**Task goal**
Each line below either holds the string "name" or doesn't. Count those that do and give only the number.

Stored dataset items
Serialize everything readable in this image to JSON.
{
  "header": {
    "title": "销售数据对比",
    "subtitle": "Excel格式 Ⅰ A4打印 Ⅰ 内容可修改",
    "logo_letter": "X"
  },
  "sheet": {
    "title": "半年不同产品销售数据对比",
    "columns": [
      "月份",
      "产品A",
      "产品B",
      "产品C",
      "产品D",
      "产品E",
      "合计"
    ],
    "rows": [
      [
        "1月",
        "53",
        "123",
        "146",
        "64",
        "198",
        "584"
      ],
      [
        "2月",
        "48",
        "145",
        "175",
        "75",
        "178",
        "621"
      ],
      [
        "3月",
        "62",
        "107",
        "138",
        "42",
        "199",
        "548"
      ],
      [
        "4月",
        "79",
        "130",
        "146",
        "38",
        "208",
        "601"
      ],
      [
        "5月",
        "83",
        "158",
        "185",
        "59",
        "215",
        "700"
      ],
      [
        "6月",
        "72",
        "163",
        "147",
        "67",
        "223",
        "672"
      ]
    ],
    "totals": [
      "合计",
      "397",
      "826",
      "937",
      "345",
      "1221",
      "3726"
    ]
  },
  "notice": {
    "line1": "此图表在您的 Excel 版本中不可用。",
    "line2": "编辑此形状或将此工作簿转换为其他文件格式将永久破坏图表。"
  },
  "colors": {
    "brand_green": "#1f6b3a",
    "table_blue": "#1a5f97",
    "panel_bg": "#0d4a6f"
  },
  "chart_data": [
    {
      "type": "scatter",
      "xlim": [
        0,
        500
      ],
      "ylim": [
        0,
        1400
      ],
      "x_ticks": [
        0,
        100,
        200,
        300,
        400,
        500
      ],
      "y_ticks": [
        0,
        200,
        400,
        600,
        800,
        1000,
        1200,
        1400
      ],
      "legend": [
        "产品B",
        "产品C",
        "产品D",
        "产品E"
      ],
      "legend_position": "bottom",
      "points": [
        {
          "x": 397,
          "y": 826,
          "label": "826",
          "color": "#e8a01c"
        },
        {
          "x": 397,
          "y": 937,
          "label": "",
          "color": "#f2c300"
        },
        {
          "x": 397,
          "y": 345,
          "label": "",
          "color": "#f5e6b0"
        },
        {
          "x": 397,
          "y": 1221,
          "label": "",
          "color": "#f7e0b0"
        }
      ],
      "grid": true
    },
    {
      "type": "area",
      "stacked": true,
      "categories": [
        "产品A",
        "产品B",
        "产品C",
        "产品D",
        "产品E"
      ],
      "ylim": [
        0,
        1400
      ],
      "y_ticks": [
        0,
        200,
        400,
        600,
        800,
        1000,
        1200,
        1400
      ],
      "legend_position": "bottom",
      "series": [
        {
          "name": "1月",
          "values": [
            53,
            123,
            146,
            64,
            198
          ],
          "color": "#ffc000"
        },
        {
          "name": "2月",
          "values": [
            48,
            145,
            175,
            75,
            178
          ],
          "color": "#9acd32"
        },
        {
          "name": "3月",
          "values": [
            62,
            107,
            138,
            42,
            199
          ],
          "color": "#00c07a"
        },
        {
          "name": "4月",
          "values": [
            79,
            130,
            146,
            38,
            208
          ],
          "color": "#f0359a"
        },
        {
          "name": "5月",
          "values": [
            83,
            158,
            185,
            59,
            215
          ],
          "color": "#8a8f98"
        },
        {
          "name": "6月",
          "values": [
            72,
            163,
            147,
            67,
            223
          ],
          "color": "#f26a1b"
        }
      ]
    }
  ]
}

**Answer in full**
6